→ Prompt:
Repeat the entire listing exactly as written.

→ Supplied data:

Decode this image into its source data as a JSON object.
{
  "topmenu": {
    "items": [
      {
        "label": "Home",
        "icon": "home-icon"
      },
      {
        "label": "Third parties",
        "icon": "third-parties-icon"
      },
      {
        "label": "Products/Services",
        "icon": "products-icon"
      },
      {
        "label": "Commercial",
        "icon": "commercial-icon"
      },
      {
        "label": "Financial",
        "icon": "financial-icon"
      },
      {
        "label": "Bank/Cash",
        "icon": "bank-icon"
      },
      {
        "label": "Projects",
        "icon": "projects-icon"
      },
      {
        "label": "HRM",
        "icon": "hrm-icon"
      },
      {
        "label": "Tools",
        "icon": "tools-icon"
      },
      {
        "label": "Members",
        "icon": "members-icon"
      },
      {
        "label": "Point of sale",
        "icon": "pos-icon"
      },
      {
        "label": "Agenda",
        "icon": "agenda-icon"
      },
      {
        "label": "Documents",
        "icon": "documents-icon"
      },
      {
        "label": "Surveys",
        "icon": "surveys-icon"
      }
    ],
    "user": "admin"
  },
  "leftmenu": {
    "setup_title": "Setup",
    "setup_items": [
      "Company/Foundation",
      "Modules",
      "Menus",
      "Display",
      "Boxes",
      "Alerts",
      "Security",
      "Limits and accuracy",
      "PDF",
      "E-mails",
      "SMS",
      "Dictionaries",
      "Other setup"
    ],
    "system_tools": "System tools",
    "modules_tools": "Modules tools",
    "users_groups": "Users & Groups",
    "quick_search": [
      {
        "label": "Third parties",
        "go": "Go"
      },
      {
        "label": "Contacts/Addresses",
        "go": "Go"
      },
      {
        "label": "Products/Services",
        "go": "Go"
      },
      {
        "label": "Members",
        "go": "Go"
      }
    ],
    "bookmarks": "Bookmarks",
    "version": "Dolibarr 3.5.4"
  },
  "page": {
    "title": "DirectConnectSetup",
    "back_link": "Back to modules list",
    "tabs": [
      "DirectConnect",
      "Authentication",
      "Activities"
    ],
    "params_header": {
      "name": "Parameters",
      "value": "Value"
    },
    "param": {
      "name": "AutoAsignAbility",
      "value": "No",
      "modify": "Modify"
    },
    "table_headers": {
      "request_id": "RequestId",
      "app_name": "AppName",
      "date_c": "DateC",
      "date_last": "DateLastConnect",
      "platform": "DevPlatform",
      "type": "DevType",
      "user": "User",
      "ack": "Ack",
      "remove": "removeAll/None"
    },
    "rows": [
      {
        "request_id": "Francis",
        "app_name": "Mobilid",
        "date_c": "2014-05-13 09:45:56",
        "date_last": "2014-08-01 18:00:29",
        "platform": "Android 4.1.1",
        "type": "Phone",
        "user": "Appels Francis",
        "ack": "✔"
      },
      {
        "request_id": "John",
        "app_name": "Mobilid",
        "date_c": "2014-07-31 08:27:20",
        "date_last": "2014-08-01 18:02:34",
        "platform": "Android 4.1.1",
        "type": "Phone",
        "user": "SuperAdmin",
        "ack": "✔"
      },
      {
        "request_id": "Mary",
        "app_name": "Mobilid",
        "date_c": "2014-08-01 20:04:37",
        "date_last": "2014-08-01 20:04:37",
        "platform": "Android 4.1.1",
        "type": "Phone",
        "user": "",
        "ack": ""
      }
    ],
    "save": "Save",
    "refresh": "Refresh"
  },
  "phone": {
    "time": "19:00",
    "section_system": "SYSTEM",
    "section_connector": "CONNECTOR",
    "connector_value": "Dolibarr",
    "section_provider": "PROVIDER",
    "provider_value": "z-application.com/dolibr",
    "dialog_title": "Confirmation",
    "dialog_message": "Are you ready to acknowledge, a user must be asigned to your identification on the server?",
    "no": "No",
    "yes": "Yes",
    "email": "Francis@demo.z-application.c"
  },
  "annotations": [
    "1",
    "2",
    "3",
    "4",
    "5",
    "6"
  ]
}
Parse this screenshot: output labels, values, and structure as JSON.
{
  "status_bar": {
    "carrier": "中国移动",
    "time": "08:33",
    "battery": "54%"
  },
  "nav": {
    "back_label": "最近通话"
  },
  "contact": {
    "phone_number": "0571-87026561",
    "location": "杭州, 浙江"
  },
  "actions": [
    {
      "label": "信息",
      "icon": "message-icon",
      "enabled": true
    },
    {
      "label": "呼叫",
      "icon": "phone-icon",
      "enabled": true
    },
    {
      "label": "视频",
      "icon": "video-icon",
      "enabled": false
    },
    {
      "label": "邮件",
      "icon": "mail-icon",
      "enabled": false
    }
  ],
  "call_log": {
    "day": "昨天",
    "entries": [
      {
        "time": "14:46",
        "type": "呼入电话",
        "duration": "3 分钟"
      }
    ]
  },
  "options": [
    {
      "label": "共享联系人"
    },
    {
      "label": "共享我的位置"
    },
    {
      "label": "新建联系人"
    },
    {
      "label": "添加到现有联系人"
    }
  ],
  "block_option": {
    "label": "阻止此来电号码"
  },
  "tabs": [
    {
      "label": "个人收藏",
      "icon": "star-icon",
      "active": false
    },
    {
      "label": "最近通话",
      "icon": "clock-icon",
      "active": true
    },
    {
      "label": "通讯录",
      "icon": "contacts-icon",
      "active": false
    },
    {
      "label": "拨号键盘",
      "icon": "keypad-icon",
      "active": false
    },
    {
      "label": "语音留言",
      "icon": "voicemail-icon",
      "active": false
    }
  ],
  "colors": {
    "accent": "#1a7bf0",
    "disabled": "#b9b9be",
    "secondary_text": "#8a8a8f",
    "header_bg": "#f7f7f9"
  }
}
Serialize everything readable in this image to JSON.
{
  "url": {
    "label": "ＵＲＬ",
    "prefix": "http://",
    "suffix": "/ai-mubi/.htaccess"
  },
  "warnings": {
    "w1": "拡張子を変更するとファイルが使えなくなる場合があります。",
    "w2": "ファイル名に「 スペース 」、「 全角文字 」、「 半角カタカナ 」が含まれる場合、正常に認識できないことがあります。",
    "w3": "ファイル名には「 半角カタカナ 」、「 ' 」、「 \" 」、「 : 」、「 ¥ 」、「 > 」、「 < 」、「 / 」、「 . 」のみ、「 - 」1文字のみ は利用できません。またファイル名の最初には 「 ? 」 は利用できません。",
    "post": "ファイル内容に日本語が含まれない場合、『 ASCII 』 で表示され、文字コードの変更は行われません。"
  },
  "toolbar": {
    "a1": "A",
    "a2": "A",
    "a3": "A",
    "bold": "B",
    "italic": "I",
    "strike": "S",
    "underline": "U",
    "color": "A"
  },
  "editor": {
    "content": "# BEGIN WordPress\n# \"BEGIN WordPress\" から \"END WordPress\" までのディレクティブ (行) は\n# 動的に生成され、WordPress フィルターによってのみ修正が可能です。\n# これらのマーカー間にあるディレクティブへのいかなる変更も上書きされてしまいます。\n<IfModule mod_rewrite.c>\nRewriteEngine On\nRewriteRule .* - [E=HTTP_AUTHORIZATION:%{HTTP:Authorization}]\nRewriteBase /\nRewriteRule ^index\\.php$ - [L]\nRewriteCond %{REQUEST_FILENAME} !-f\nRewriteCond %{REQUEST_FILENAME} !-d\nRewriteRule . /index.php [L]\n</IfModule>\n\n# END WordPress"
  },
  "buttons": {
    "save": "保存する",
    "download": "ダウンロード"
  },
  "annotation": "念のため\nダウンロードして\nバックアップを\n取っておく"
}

→ Full output:
Decode this image into its source data as a JSON object.
{
  "topmenu": {
    "items": [
      {
        "label": "Home",
        "icon": "home-icon"
      },
      {
        "label": "Third parties",
        "icon": "third-parties-icon"
      },
      {
        "label": "Products/Services",
        "icon": "products-icon"
      },
      {
        "label": "Commercial",
        "icon": "commercial-icon"
      },
      {
        "label": "Financial",
        "icon": "financial-icon"
      },
      {
        "label": "Bank/Cash",
        "icon": "bank-icon"
      },
      {
        "label": "Projects",
        "icon": "projects-icon"
      },
      {
        "label": "HRM",
        "icon": "hrm-icon"
      },
      {
        "label": "Tools",
        "icon": "tools-icon"
      },
      {
        "label": "Members",
        "icon": "members-icon"
      },
      {
        "label": "Point of sale",
        "icon": "pos-icon"
      },
      {
        "label": "Agenda",
        "icon": "agenda-icon"
      },
      {
        "label": "Documents",
        "icon": "documents-icon"
      },
      {
        "label": "Surveys",
        "icon": "surveys-icon"
      }
    ],
    "user": "admin"
  },
  "leftmenu": {
    "setup_title": "Setup",
    "setup_items": [
      "Company/Foundation",
      "Modules",
      "Menus",
      "Display",
      "Boxes",
      "Alerts",
      "Security",
      "Limits and accuracy",
      "PDF",
      "E-mails",
      "SMS",
      "Dictionaries",
      "Other setup"
    ],
    "system_tools": "System tools",
    "modules_tools": "Modules tools",
    "users_groups": "Users & Groups",
    "quick_search": [
      {
        "label": "Third parties",
        "go": "Go"
      },
      {
        "label": "Contacts/Addresses",
        "go": "Go"
      },
      {
        "label": "Products/Services",
        "go": "Go"
      },
      {
        "label": "Members",
        "go": "Go"
      }
    ],
    "bookmarks": "Bookmarks",
    "version": "Dolibarr 3.5.4"
  },
  "page": {
    "title": "DirectConnectSetup",
    "back_link": "Back to modules list",
    "tabs": [
      "DirectConnect",
      "Authentication",
      "Activities"
    ],
    "params_header": {
      "name": "Parameters",
      "value": "Value"
    },
    "param": {
      "name": "AutoAsignAbility",
      "value": "No",
      "modify": "Modify"
    },
    "table_headers": {
      "request_id": "RequestId",
      "app_name": "AppName",
      "date_c": "DateC",
      "date_last": "DateLastConnect",
      "platform": "DevPlatform",
      "type": "DevType",
      "user": "User",
      "ack": "Ack",
      "remove": "removeAll/None"
    },
    "rows": [
      {
        "request_id": "Francis",
        "app_name": "Mobilid",
        "date_c": "2014-05-13 09:45:56",
        "date_last": "2014-08-01 18:00:29",
        "platform": "Android 4.1.1",
        "type": "Phone",
        "user": "Appels Francis",
        "ack": "✔"
      },
      {
        "request_id": "John",
        "app_name": "Mobilid",
        "date_c": "2014-07-31 08:27:20",
        "date_last": "2014-08-01 18:02:34",
        "platform": "Android 4.1.1",
        "type": "Phone",
        "user": "SuperAdmin",
        "ack": "✔"
      },
      {
        "request_id": "Mary",
        "app_name": "Mobilid",
        "date_c": "2014-08-01 20:04:37",
        "date_last": "2014-08-01 20:04:37",
        "platform": "Android 4.1.1",
        "type": "Phone",
        "user": "",
        "ack": ""
      }
    ],
    "save": "Save",
    "refresh": "Refresh"
  },
  "phone": {
    "time": "19:00",
    "section_system": "SYSTEM",
    "section_connector": "CONNECTOR",
    "connector_value": "Dolibarr",
    "section_provider": "PROVIDER",
    "provider_value": "z-application.com/dolibr",
    "dialog_title": "Confirmation",
    "dialog_message": "Are you ready to acknowledge, a user must be asigned to your identification on the server?",
    "no": "No",
    "yes": "Yes",
    "email": "Francis@demo.z-application.c"
  },
  "annotations": [
    "1",
    "2",
    "3",
    "4",
    "5",
    "6"
  ]
}
Parse this screenshot: output labels, values, and structure as JSON.
{
  "status_bar": {
    "carrier": "中国移动",
    "time": "08:33",
    "battery": "54%"
  },
  "nav": {
    "back_label": "最近通话"
  },
  "contact": {
    "phone_number": "0571-87026561",
    "location": "杭州, 浙江"
  },
  "actions": [
    {
      "label": "信息",
      "icon": "message-icon",
      "enabled": true
    },
    {
      "label": "呼叫",
      "icon": "phone-icon",
      "enabled": true
    },
    {
      "label": "视频",
      "icon": "video-icon",
      "enabled": false
    },
    {
      "label": "邮件",
      "icon": "mail-icon",
      "enabled": false
    }
  ],
  "call_log": {
    "day": "昨天",
    "entries": [
      {
        "time": "14:46",
        "type": "呼入电话",
        "duration": "3 分钟"
      }
    ]
  },
  "options": [
    {
      "label": "共享联系人"
    },
    {
      "label": "共享我的位置"
    },
    {
      "label": "新建联系人"
    },
    {
      "label": "添加到现有联系人"
    }
  ],
  "block_option": {
    "label": "阻止此来电号码"
  },
  "tabs": [
    {
      "label": "个人收藏",
      "icon": "star-icon",
      "active": false
    },
    {
      "label": "最近通话",
      "icon": "clock-icon",
      "active": true
    },
    {
      "label": "通讯录",
      "icon": "contacts-icon",
      "active": false
    },
    {
      "label": "拨号键盘",
      "icon": "keypad-icon",
      "active": false
    },
    {
      "label": "语音留言",
      "icon": "voicemail-icon",
      "active": false
    }
  ],
  "colors": {
    "accent": "#1a7bf0",
    "disabled": "#b9b9be",
    "secondary_text": "#8a8a8f",
    "header_bg": "#f7f7f9"
  }
}
Serialize everything readable in this image to JSON.
{
  "url": {
    "label": "ＵＲＬ",
    "prefix": "http://",
    "suffix": "/ai-mubi/.htaccess"
  },
  "warnings": {
    "w1": "拡張子を変更するとファイルが使えなくなる場合があります。",
    "w2": "ファイル名に「 スペース 」、「 全角文字 」、「 半角カタカナ 」が含まれる場合、正常に認識できないことがあります。",
    "w3": "ファイル名には「 半角カタカナ 」、「 ' 」、「 \" 」、「 : 」、「 ¥ 」、「 > 」、「 < 」、「 / 」、「 . 」のみ、「 - 」1文字のみ は利用できません。またファイル名の最初には 「 ? 」 は利用できません。",
    "post": "ファイル内容に日本語が含まれない場合、『 ASCII 』 で表示され、文字コードの変更は行われません。"
  },
  "toolbar": {
    "a1": "A",
    "a2": "A",
    "a3": "A",
    "bold": "B",
    "italic": "I",
    "strike": "S",
    "underline": "U",
    "color": "A"
  },
  "editor": {
    "content": "# BEGIN WordPress\n# \"BEGIN WordPress\" から \"END WordPress\" までのディレクティブ (行) は\n# 動的に生成され、WordPress フィルターによってのみ修正が可能です。\n# これらのマーカー間にあるディレクティブへのいかなる変更も上書きされてしまいます。\n<IfModule mod_rewrite.c>\nRewriteEngine On\nRewriteRule .* - [E=HTTP_AUTHORIZATION:%{HTTP:Authorization}]\nRewriteBase /\nRewriteRule ^index\\.php$ - [L]\nRewriteCond %{REQUEST_FILENAME} !-f\nRewriteCond %{REQUEST_FILENAME} !-d\nRewriteRule . /index.php [L]\n</IfModule>\n\n# END WordPress"
  },
  "buttons": {
    "save": "保存する",
    "download": "ダウンロード"
  },
  "annotation": "念のため\nダウンロードして\nバックアップを\n取っておく"
}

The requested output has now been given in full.